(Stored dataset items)
..........
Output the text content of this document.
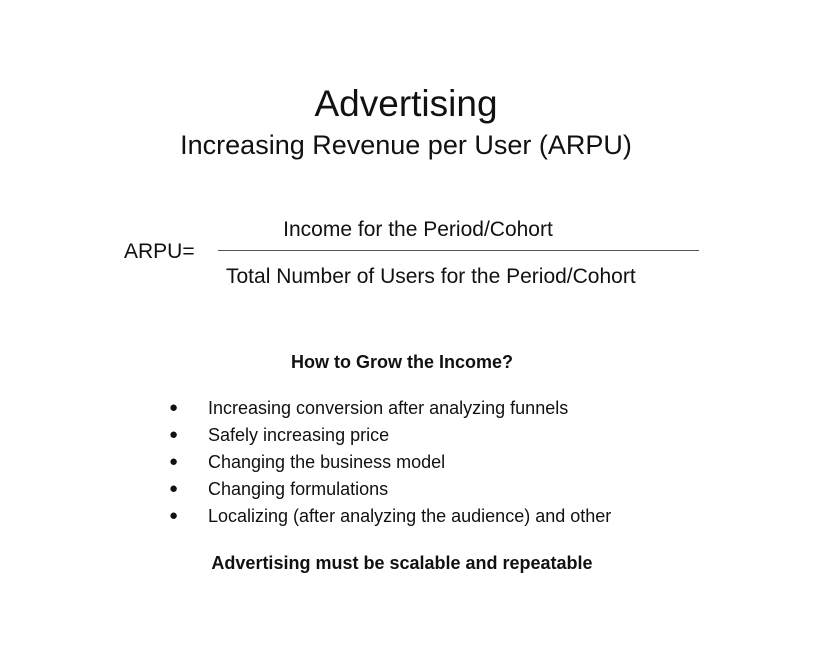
Advertising
Increasing Revenue per User (ARPU)
ARPU=
Income for the Period/Cohort
Total Number of Users for the Period/Cohort
How to Grow the Income?
● Increasing conversion after analyzing funnels
● Safely increasing price
● Changing the business model
● Changing formulations
● Localizing (after analyzing the audience) and other
Advertising must be scalable and repeatable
..........
Task goal: Count the lines of the listing above that include the word "Changing" and state the total with nothing else.

Correct result: 2